• Work required:
Locate and copy each line in the data that contains the word "итого".

• Record list:
..............................

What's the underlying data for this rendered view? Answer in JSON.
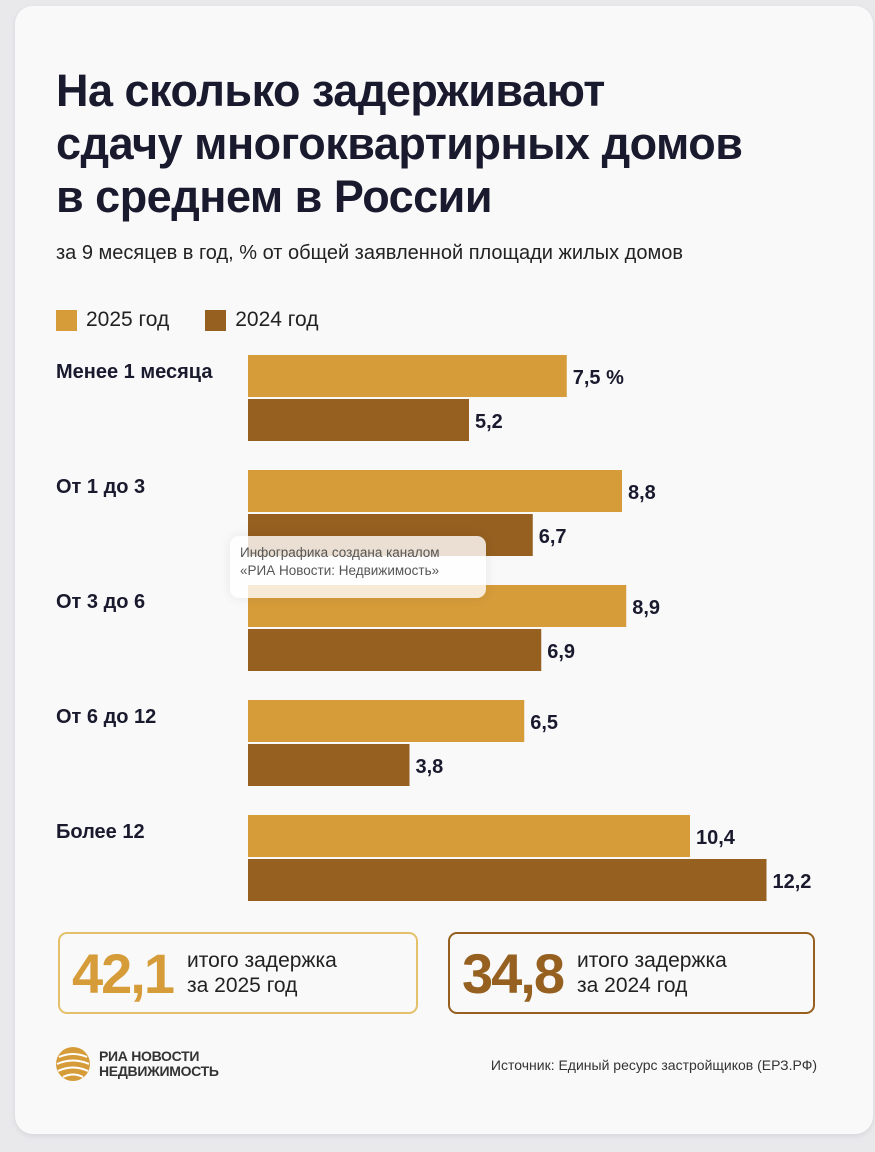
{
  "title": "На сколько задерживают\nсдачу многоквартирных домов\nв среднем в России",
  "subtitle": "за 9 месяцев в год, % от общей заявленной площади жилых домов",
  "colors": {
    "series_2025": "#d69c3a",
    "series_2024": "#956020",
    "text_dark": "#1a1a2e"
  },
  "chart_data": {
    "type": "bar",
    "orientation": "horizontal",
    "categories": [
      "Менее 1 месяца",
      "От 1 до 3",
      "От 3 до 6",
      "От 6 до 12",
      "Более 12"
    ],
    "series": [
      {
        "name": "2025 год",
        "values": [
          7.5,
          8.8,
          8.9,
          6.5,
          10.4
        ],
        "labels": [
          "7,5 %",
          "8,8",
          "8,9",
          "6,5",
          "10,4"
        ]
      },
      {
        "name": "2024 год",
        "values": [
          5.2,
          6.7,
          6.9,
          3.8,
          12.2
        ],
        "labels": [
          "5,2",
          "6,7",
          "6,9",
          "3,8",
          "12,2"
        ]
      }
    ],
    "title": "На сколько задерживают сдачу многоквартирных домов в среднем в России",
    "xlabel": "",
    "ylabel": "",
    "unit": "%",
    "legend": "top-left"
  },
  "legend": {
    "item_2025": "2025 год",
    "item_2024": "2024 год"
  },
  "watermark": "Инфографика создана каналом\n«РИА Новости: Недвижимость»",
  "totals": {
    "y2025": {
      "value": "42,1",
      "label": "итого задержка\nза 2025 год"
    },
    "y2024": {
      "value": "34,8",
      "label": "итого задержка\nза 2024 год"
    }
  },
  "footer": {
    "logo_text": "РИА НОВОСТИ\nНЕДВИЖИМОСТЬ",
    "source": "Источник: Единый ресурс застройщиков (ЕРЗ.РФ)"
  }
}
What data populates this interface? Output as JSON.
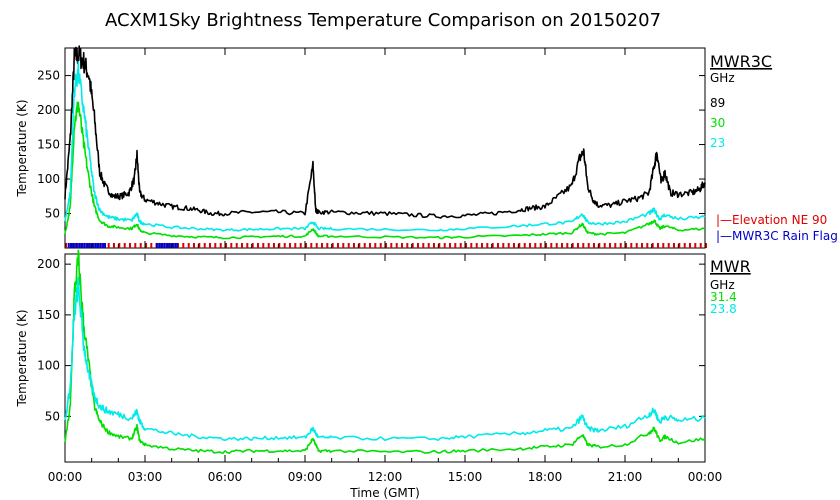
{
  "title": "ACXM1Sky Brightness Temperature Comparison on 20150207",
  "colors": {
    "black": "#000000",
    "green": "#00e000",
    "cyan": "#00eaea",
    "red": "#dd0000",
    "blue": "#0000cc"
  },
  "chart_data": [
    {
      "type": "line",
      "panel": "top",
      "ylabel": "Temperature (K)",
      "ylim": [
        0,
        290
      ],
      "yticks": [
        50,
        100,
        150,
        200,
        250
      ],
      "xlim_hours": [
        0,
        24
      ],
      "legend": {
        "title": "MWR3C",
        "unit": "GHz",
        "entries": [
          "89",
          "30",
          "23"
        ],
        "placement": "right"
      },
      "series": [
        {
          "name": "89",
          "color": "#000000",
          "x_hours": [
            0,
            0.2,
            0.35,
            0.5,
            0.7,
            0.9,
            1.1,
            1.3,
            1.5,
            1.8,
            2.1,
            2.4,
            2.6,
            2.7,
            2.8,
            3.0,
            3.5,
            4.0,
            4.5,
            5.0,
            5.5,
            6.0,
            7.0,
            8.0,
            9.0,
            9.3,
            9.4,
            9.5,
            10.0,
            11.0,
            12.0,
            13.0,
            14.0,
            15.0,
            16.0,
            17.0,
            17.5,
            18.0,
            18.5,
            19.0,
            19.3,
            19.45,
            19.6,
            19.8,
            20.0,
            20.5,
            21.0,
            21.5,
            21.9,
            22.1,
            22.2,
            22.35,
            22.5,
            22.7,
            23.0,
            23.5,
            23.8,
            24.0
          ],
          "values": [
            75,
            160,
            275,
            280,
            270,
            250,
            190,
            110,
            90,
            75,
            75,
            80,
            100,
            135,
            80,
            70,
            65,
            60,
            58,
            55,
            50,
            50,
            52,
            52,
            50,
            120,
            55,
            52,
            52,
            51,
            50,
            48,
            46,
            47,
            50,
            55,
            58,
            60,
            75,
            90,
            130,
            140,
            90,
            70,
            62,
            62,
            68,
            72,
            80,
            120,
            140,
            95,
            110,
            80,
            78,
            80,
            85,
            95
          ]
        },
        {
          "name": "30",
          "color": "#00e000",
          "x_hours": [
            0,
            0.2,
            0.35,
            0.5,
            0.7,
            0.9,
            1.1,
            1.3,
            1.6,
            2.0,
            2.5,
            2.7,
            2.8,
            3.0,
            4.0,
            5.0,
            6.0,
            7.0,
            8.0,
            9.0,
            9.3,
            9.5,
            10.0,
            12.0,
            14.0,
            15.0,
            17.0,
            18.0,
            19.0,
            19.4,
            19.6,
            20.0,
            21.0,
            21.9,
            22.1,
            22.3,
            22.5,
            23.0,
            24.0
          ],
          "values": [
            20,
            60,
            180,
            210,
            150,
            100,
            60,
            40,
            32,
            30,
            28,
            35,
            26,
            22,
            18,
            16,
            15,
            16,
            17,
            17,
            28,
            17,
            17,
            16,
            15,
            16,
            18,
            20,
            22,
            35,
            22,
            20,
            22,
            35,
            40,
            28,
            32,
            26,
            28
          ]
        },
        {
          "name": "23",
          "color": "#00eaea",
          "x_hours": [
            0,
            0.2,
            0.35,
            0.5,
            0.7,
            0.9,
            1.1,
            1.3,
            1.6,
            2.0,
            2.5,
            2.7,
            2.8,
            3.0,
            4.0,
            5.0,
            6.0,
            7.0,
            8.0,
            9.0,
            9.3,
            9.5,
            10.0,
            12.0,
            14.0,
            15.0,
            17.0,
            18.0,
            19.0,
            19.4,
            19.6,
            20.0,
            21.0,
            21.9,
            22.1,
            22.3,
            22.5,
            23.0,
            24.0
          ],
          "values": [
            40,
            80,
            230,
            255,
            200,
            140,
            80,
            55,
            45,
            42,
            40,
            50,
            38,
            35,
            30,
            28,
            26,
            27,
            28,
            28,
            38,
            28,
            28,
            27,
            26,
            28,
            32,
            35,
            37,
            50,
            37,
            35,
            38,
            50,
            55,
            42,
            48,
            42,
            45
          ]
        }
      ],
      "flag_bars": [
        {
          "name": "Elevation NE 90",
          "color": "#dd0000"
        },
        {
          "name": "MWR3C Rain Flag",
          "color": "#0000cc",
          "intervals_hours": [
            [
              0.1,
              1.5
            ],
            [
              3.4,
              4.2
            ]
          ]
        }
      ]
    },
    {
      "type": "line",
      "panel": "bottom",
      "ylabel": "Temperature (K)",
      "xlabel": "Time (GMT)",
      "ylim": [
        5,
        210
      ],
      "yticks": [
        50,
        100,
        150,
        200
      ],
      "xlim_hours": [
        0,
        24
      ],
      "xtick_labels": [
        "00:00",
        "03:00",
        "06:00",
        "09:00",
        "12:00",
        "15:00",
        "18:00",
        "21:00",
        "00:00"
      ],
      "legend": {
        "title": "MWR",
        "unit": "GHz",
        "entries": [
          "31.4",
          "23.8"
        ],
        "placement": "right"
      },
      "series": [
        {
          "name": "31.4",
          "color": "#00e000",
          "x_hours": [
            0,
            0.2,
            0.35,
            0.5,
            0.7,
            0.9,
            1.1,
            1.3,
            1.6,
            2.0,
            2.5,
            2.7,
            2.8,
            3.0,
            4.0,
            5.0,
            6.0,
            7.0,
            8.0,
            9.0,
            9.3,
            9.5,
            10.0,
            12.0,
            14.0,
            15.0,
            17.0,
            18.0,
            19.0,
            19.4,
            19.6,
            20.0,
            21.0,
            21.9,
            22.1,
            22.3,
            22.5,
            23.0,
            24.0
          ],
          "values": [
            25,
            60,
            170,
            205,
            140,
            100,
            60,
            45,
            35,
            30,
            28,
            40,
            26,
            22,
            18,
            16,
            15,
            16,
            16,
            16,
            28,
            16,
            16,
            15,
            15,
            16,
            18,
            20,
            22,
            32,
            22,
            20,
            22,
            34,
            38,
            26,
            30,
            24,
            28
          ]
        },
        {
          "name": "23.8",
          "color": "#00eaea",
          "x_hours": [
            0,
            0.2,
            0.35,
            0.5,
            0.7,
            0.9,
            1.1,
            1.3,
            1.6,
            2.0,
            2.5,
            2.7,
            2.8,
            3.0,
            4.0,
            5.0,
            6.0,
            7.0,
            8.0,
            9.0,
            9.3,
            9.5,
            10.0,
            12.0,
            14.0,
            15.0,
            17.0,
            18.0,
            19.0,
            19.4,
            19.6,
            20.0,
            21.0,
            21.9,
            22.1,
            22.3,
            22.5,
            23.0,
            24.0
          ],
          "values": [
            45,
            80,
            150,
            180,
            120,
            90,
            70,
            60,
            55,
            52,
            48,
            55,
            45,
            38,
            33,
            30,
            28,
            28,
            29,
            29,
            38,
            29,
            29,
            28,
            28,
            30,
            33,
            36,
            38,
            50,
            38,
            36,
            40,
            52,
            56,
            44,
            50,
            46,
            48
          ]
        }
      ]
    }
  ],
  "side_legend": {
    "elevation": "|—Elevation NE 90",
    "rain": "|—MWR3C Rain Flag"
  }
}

..............................

• Written response:
      "label": "итого задержка\nза 2025 год"
      "label": "итого задержка\nза 2024 год"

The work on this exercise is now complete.